WHAT IS EXPECTED: Identify, in the records below, every line where the string "representation" appears, and copy each such line.

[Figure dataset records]
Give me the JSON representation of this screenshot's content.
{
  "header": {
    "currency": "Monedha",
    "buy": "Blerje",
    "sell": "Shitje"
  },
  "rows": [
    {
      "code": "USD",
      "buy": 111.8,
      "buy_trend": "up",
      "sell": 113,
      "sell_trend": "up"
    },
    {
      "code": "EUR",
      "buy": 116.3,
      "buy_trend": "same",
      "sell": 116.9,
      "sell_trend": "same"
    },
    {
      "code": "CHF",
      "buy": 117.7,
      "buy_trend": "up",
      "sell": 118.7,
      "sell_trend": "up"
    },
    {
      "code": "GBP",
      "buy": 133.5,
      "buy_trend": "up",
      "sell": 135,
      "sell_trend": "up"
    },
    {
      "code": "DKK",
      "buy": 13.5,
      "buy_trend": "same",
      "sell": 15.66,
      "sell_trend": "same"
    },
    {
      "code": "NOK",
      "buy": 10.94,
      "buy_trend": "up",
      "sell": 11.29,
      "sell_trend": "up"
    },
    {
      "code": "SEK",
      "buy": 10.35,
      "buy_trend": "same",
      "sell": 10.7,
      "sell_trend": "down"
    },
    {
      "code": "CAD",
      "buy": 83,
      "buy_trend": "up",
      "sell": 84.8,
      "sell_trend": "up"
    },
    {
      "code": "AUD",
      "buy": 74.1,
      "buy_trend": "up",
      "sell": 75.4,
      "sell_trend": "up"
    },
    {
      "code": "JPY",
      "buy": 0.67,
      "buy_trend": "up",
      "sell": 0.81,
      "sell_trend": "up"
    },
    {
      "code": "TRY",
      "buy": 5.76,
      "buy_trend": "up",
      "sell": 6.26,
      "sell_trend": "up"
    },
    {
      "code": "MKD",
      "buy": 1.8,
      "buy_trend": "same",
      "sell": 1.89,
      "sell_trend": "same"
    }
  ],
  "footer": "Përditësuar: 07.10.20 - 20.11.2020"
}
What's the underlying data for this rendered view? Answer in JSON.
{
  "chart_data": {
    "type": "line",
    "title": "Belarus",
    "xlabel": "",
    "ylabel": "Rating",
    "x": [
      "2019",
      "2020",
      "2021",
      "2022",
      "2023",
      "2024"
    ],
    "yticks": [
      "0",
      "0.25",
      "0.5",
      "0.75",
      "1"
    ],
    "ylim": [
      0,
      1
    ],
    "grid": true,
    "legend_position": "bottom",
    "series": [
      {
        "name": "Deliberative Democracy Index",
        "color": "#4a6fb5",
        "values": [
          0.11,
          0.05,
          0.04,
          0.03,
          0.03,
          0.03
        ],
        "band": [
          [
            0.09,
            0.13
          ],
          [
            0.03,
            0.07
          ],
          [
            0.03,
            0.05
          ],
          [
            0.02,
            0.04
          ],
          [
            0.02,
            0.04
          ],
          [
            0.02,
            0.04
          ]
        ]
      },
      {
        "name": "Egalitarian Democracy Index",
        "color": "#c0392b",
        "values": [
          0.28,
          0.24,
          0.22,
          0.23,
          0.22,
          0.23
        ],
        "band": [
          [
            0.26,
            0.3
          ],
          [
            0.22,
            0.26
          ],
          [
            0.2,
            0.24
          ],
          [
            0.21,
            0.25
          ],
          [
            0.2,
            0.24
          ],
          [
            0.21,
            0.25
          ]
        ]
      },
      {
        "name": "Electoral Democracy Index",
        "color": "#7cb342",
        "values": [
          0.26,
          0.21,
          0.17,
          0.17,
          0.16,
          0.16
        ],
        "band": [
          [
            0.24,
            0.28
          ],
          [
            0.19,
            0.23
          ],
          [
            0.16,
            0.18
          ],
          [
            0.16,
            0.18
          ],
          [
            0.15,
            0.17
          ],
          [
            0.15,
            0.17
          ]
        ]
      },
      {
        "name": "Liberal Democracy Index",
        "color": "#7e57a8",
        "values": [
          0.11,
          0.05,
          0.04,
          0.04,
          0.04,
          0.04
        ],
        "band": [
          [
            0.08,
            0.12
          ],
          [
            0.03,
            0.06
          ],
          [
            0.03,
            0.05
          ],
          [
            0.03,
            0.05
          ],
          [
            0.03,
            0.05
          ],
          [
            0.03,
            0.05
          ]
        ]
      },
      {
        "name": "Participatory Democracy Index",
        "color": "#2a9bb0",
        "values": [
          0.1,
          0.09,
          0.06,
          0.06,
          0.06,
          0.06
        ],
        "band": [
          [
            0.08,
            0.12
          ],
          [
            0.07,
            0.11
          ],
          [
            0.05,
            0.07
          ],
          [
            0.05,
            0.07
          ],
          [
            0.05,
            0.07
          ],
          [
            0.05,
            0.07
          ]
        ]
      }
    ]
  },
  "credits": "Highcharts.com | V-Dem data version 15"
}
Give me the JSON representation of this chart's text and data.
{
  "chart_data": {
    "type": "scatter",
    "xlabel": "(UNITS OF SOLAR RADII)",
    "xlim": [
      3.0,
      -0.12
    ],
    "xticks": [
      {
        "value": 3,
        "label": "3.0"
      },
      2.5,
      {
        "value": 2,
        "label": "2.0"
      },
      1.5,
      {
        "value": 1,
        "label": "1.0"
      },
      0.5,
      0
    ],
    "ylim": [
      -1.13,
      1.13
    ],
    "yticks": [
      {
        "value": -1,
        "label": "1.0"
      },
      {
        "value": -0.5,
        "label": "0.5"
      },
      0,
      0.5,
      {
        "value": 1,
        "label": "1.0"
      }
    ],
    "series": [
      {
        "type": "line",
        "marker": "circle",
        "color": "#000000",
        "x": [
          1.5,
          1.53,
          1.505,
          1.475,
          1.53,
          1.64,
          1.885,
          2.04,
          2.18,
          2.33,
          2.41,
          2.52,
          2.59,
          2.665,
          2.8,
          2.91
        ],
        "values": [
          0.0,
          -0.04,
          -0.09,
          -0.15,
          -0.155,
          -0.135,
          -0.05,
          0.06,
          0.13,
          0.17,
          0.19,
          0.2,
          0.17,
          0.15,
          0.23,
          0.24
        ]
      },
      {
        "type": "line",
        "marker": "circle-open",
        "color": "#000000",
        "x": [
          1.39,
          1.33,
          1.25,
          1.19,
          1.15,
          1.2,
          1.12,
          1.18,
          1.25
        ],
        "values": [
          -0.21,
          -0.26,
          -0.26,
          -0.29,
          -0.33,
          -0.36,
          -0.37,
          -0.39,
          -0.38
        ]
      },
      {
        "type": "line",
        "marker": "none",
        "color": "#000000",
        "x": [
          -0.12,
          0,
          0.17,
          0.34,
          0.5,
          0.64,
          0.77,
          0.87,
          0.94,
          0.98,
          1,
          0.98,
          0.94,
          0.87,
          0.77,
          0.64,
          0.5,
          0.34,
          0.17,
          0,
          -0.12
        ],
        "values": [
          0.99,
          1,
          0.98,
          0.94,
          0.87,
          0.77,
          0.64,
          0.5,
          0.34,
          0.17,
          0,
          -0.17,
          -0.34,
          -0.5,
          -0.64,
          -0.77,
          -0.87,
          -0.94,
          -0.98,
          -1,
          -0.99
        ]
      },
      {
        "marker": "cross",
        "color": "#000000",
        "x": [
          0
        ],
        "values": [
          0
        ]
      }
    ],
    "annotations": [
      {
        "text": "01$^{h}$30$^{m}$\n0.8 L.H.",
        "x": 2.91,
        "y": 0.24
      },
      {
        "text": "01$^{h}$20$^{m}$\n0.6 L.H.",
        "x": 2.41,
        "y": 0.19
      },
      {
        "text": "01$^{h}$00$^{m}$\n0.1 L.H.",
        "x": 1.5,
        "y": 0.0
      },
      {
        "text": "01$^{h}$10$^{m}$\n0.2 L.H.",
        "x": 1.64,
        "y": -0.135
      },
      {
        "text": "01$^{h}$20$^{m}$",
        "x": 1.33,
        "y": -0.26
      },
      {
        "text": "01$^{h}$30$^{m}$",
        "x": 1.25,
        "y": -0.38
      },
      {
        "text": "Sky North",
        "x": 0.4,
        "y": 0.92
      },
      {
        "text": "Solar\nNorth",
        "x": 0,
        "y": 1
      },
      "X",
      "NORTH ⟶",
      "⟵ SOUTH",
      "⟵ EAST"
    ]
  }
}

RESULT BELOW:
Give me the JSON representation of this screenshot's content.
Give me the JSON representation of this chart's text and data.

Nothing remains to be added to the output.